= Exercise objective =
Scan the data below for the string "zeptá". Copy every line where it appears.
** BEGIN Stored data **
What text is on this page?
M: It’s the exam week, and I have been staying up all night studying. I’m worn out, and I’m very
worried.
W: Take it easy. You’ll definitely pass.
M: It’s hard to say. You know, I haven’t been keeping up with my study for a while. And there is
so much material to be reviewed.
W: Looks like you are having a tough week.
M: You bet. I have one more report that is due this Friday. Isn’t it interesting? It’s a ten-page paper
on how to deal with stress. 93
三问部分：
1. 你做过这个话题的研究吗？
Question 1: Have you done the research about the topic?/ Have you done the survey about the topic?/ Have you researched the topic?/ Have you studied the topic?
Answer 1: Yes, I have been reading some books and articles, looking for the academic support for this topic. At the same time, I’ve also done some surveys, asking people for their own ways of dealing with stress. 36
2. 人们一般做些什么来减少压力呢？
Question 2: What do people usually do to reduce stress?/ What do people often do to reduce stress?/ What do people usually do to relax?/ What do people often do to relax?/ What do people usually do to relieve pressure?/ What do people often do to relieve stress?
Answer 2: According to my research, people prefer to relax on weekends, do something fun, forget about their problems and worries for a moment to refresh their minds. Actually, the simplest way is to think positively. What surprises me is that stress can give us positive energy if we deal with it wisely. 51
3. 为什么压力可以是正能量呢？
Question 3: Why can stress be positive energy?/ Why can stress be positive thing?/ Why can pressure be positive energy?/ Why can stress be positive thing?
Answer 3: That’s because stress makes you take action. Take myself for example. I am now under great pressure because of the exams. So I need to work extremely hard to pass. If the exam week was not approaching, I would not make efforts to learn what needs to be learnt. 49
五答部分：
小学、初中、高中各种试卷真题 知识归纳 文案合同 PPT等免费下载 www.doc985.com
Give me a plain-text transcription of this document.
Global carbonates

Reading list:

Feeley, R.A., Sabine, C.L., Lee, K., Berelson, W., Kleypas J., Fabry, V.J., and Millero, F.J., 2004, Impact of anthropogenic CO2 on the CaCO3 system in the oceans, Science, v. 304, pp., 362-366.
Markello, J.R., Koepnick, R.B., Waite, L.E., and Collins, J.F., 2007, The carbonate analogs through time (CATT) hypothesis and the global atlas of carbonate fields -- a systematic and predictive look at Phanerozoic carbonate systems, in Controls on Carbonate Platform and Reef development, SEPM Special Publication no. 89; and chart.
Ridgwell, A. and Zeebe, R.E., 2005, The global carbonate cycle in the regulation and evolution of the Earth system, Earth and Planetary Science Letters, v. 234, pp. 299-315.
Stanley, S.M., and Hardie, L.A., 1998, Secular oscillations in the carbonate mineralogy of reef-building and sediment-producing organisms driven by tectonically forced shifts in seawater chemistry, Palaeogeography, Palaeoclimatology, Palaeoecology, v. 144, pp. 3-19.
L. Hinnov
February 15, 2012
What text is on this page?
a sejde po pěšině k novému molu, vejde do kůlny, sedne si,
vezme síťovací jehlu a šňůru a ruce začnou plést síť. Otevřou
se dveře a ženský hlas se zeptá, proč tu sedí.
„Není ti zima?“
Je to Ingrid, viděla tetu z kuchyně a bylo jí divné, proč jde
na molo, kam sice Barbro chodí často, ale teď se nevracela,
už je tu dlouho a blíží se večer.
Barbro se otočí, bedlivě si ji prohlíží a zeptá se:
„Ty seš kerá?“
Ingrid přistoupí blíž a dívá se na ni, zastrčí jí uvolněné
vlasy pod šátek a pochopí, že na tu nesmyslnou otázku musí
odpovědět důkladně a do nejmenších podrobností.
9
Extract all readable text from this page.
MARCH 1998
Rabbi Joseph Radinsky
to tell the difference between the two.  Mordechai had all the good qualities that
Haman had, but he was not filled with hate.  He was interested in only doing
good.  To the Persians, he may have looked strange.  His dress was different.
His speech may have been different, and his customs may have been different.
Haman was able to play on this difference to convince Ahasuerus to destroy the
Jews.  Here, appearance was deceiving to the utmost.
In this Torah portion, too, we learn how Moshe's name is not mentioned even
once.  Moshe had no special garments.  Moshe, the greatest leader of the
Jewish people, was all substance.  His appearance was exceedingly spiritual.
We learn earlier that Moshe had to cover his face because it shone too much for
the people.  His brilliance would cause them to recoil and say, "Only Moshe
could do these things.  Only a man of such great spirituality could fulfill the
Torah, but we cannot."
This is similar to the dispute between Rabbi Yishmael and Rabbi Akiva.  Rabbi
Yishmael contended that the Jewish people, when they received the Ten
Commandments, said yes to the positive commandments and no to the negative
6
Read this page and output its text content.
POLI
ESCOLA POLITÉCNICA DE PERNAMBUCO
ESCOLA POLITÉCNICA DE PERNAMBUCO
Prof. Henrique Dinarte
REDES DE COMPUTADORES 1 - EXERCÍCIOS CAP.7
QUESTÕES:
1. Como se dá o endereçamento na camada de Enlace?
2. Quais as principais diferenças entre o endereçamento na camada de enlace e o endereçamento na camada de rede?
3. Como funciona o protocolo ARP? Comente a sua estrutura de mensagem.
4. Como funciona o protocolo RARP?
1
** END Stored data **
= Answer for this exercise =
se dveře a ženský hlas se zeptá, proč tu sedí.
Barbro se otočí, bedlivě si ji prohlíží a zeptá se:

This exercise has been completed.